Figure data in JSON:

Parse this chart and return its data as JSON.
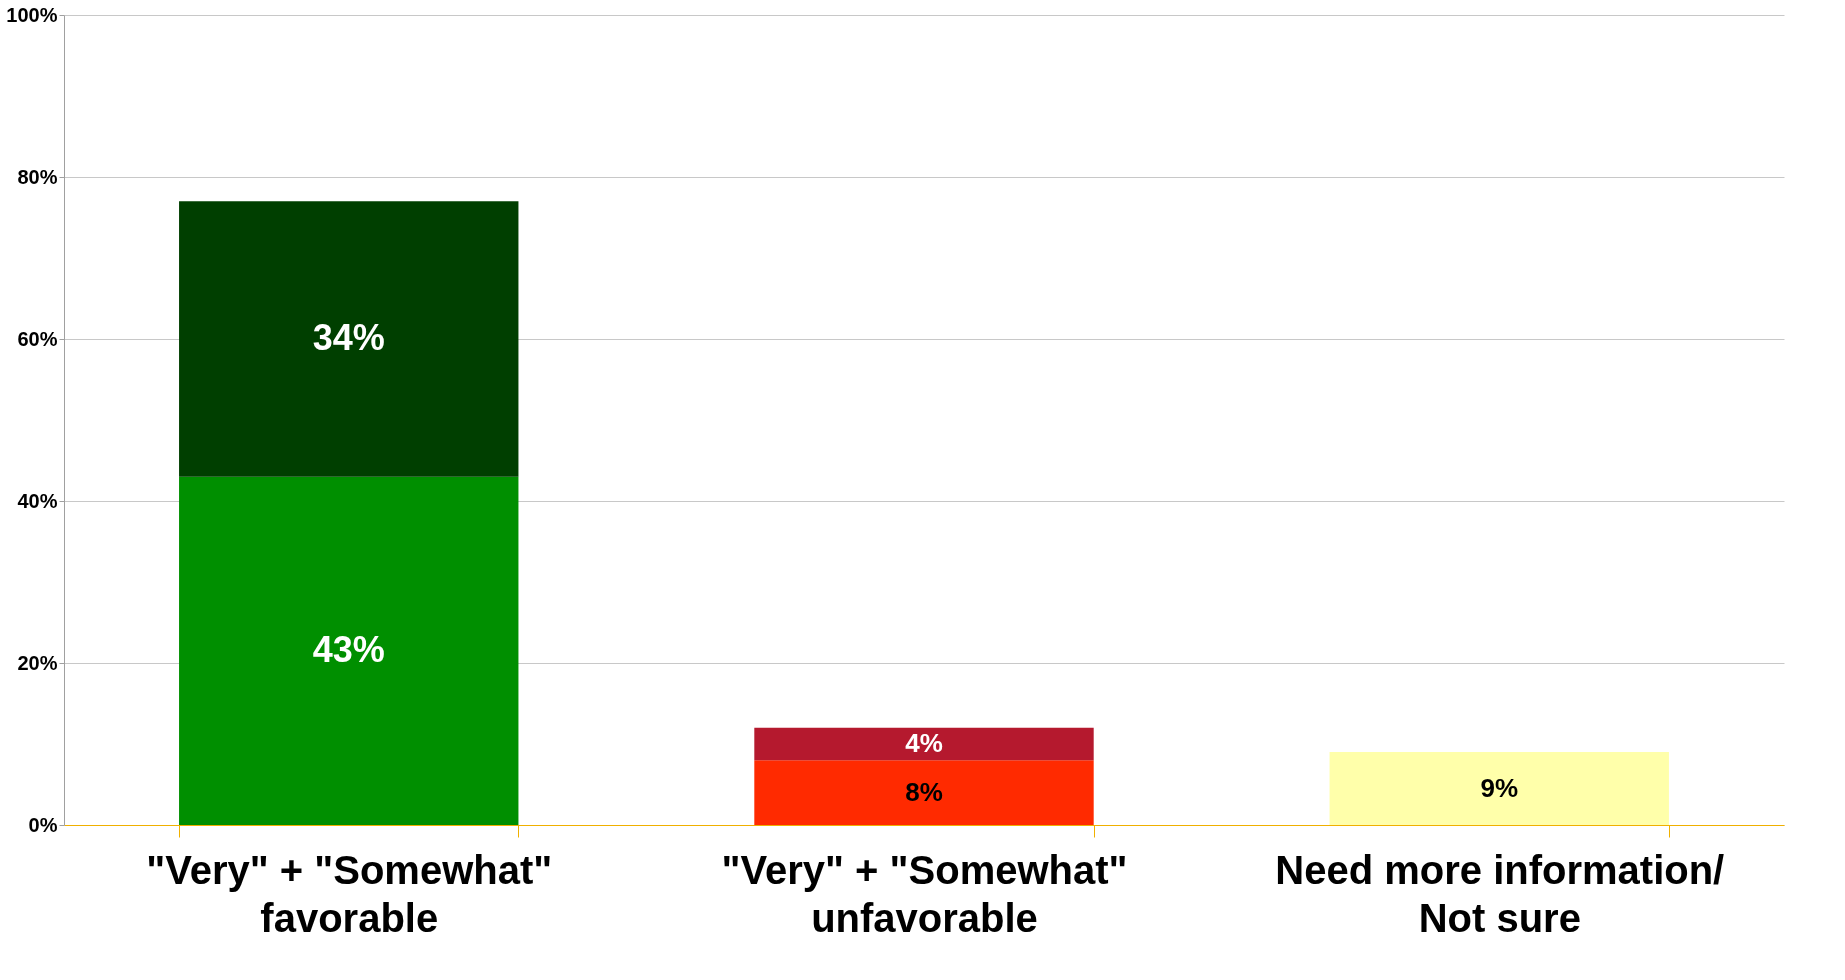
{
  "chart_data": {
    "type": "bar",
    "stacked": true,
    "categories": [
      "\"Very\" + \"Somewhat\"\nfavorable",
      "\"Very\" + \"Somewhat\"\nunfavorable",
      "Need more information/\nNot sure"
    ],
    "series": [
      {
        "colors": [
          "#008f00",
          "#ff2a00",
          "#ffffaa"
        ],
        "values": [
          43,
          8,
          9
        ]
      },
      {
        "colors": [
          "#003f00",
          "#b5192e",
          "#ffffaa"
        ],
        "values": [
          34,
          4,
          null
        ]
      }
    ],
    "ylim": [
      0,
      100
    ],
    "yticks": [
      {
        "value": 0,
        "label": "0%"
      },
      {
        "value": 20,
        "label": "20%"
      },
      {
        "value": 40,
        "label": "40%"
      },
      {
        "value": 60,
        "label": "60%"
      },
      {
        "value": 80,
        "label": "80%"
      },
      {
        "value": 100,
        "label": "100%"
      }
    ],
    "value_labels": [
      [
        "43%",
        "8%",
        "9%"
      ],
      [
        "34%",
        "4%",
        null
      ]
    ],
    "grid": "y",
    "legend": false
  }
}
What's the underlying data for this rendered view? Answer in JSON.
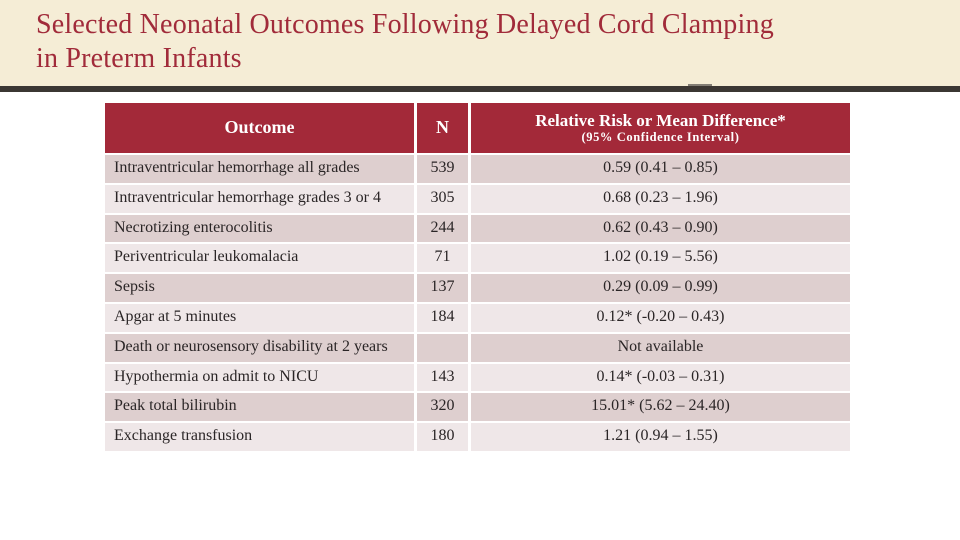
{
  "slide": {
    "title_line1": "Selected Neonatal Outcomes Following Delayed Cord Clamping",
    "title_line2": "in Preterm Infants"
  },
  "colors": {
    "title_text": "#A12B3A",
    "title_band_bg": "#F5EDD6",
    "divider": "#3B3733",
    "table_header_bg": "#A32939",
    "table_header_text": "#FFFFFF",
    "row_pink": "#DECFCF",
    "row_light": "#EFE7E8",
    "body_text": "#2A2526"
  },
  "table": {
    "headers": {
      "outcome": "Outcome",
      "n": "N",
      "rr_line1": "Relative Risk or Mean Difference*",
      "rr_line2": "(95% Confidence Interval)"
    },
    "rows": [
      {
        "outcome": "Intraventricular hemorrhage all grades",
        "n": "539",
        "value": "0.59 (0.41 – 0.85)"
      },
      {
        "outcome": "Intraventricular hemorrhage grades 3 or 4",
        "n": "305",
        "value": "0.68 (0.23 – 1.96)"
      },
      {
        "outcome": "Necrotizing enterocolitis",
        "n": "244",
        "value": "0.62 (0.43 – 0.90)"
      },
      {
        "outcome": "Periventricular leukomalacia",
        "n": "71",
        "value": "1.02 (0.19 – 5.56)"
      },
      {
        "outcome": "Sepsis",
        "n": "137",
        "value": "0.29 (0.09 – 0.99)"
      },
      {
        "outcome": "Apgar at 5 minutes",
        "n": "184",
        "value": "0.12* (-0.20 – 0.43)"
      },
      {
        "outcome": "Death or neurosensory disability at 2 years",
        "n": "",
        "value": "Not available"
      },
      {
        "outcome": "Hypothermia on admit to NICU",
        "n": "143",
        "value": "0.14* (-0.03 – 0.31)"
      },
      {
        "outcome": "Peak total bilirubin",
        "n": "320",
        "value": "15.01* (5.62 – 24.40)"
      },
      {
        "outcome": "Exchange transfusion",
        "n": "180",
        "value": "1.21 (0.94 – 1.55)"
      }
    ]
  }
}
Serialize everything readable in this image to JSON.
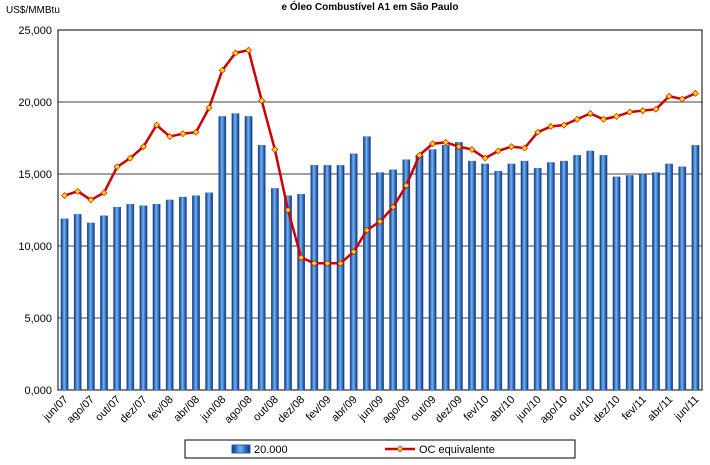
{
  "chart_data": {
    "type": "bar-line",
    "title": "e Óleo Combustível A1 em São Paulo",
    "y_label": "US$/MMBtu",
    "categories": [
      "jun/07",
      null,
      "ago/07",
      null,
      "out/07",
      null,
      "dez/07",
      null,
      "fev/08",
      null,
      "abr/08",
      null,
      "jun/08",
      null,
      "ago/08",
      null,
      "out/08",
      null,
      "dez/08",
      null,
      "fev/09",
      null,
      "abr/09",
      null,
      "jun/09",
      null,
      "ago/09",
      null,
      "out/09",
      null,
      "dez/09",
      null,
      "fev/10",
      null,
      "abr/10",
      null,
      "jun/10",
      null,
      "ago/10",
      null,
      "out/10",
      null,
      "dez/10",
      null,
      "fev/11",
      null,
      "abr/11",
      null,
      "jun/11"
    ],
    "series": [
      {
        "name": "20.000",
        "type": "bar",
        "color": "#1f5fbf",
        "values": [
          11.9,
          12.2,
          11.6,
          12.1,
          12.7,
          12.9,
          12.8,
          12.9,
          13.2,
          13.4,
          13.5,
          13.7,
          19.0,
          19.2,
          19.0,
          17.0,
          14.0,
          13.5,
          13.6,
          15.6,
          15.6,
          15.6,
          16.4,
          17.6,
          15.1,
          15.3,
          16.0,
          16.3,
          16.7,
          17.0,
          17.2,
          15.9,
          15.7,
          15.2,
          15.7,
          15.9,
          15.4,
          15.8,
          15.9,
          16.3,
          16.6,
          16.3,
          14.8,
          14.9,
          15.0,
          15.1,
          15.7,
          15.5,
          17.0
        ]
      },
      {
        "name": "OC equivalente",
        "type": "line",
        "color": "#cc0000",
        "marker_color": "#ffd700",
        "values": [
          13.5,
          13.8,
          13.2,
          13.7,
          15.5,
          16.1,
          16.9,
          18.4,
          17.6,
          17.8,
          17.9,
          19.6,
          22.2,
          23.4,
          23.6,
          20.1,
          16.7,
          12.5,
          9.2,
          8.8,
          8.8,
          8.8,
          9.6,
          11.1,
          11.7,
          12.7,
          14.2,
          16.3,
          17.1,
          17.2,
          16.9,
          16.7,
          16.1,
          16.6,
          16.9,
          16.8,
          17.9,
          18.3,
          18.4,
          18.8,
          19.2,
          18.8,
          19.0,
          19.3,
          19.4,
          19.5,
          20.4,
          20.2,
          20.6
        ]
      }
    ],
    "ylim": [
      0,
      25
    ],
    "yticks": [
      {
        "value": 0,
        "label": "0,000"
      },
      {
        "value": 5,
        "label": "5,000"
      },
      {
        "value": 10,
        "label": "10,000"
      },
      {
        "value": 15,
        "label": "15,000"
      },
      {
        "value": 20,
        "label": "20,000"
      },
      {
        "value": 25,
        "label": "25,000"
      }
    ],
    "grid": true
  }
}
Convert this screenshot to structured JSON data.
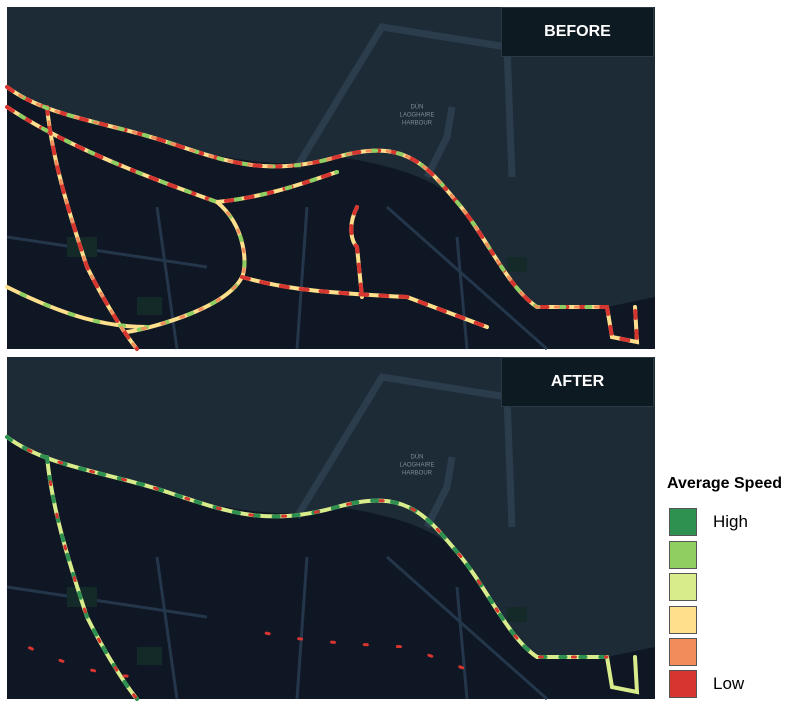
{
  "panels": [
    {
      "label": "BEFORE",
      "place_label": [
        "DÚN",
        "LAOGHAIRE",
        "HARBOUR"
      ]
    },
    {
      "label": "AFTER",
      "place_label": [
        "DÚN",
        "LAOGHAIRE",
        "HARBOUR"
      ]
    }
  ],
  "legend": {
    "title": "Average Speed",
    "swatches": [
      {
        "color": "#2e9150",
        "label": "High"
      },
      {
        "color": "#8fcf62"
      },
      {
        "color": "#d9ec8b"
      },
      {
        "color": "#fddf8c"
      },
      {
        "color": "#f28c5a"
      },
      {
        "color": "#d73530",
        "label": "Low"
      }
    ]
  }
}
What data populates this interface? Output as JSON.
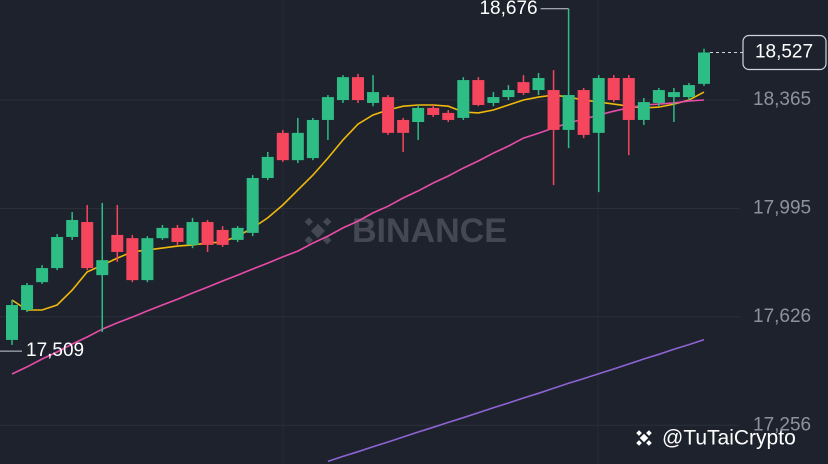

Directive: Select every line of the material above holding the word "Intraventricular" and copy it.

The answer:
        "outcome": "Intraventricular hemorrhage all grades",
        "outcome": "Intraventricular hemorrhage grades 3 or 4",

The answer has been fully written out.